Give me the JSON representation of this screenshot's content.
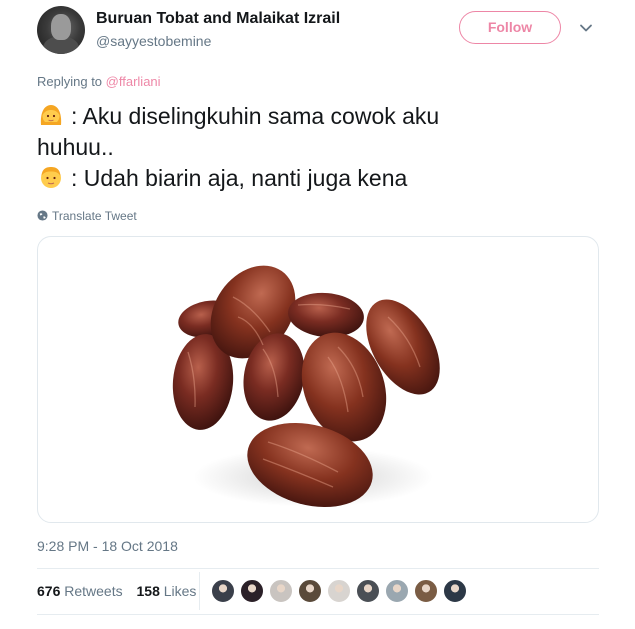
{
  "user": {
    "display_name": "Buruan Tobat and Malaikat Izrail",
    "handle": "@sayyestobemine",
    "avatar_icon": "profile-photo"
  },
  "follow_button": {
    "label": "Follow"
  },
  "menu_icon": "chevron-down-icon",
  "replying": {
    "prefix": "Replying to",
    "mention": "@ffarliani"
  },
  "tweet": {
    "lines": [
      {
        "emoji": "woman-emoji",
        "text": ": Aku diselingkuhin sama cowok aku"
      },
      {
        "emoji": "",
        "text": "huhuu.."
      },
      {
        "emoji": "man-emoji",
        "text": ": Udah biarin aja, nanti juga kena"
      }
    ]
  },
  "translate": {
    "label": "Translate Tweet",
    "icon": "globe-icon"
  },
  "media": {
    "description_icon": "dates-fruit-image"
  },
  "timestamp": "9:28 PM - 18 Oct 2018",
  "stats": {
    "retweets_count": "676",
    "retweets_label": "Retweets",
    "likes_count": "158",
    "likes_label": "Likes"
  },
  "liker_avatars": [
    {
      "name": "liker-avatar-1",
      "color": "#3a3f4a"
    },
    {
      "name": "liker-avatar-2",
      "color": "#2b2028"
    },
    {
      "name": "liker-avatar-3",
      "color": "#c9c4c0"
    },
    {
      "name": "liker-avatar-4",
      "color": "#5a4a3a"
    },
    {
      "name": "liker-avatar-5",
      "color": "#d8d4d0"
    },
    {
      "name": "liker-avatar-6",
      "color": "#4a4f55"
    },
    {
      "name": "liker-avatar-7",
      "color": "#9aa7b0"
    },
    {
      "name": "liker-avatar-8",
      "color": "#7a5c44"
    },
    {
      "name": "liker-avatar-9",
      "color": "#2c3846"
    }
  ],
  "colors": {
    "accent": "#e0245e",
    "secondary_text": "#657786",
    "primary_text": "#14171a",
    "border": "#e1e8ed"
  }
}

Task to carry out: Ignore the images and quote every line of the listing exactly.

The solution:
Give me the JSON representation of this screenshot's content.
{
  "user": {
    "display_name": "Buruan Tobat and Malaikat Izrail",
    "handle": "@sayyestobemine",
    "avatar_icon": "profile-photo"
  },
  "follow_button": {
    "label": "Follow"
  },
  "menu_icon": "chevron-down-icon",
  "replying": {
    "prefix": "Replying to",
    "mention": "@ffarliani"
  },
  "tweet": {
    "lines": [
      {
        "emoji": "woman-emoji",
        "text": ": Aku diselingkuhin sama cowok aku"
      },
      {
        "emoji": "",
        "text": "huhuu.."
      },
      {
        "emoji": "man-emoji",
        "text": ": Udah biarin aja, nanti juga kena"
      }
    ]
  },
  "translate": {
    "label": "Translate Tweet",
    "icon": "globe-icon"
  },
  "media": {
    "description_icon": "dates-fruit-image"
  },
  "timestamp": "9:28 PM - 18 Oct 2018",
  "stats": {
    "retweets_count": "676",
    "retweets_label": "Retweets",
    "likes_count": "158",
    "likes_label": "Likes"
  },
  "liker_avatars": [
    {
      "name": "liker-avatar-1",
      "color": "#3a3f4a"
    },
    {
      "name": "liker-avatar-2",
      "color": "#2b2028"
    },
    {
      "name": "liker-avatar-3",
      "color": "#c9c4c0"
    },
    {
      "name": "liker-avatar-4",
      "color": "#5a4a3a"
    },
    {
      "name": "liker-avatar-5",
      "color": "#d8d4d0"
    },
    {
      "name": "liker-avatar-6",
      "color": "#4a4f55"
    },
    {
      "name": "liker-avatar-7",
      "color": "#9aa7b0"
    },
    {
      "name": "liker-avatar-8",
      "color": "#7a5c44"
    },
    {
      "name": "liker-avatar-9",
      "color": "#2c3846"
    }
  ],
  "colors": {
    "accent": "#e0245e",
    "secondary_text": "#657786",
    "primary_text": "#14171a",
    "border": "#e1e8ed"
  }
}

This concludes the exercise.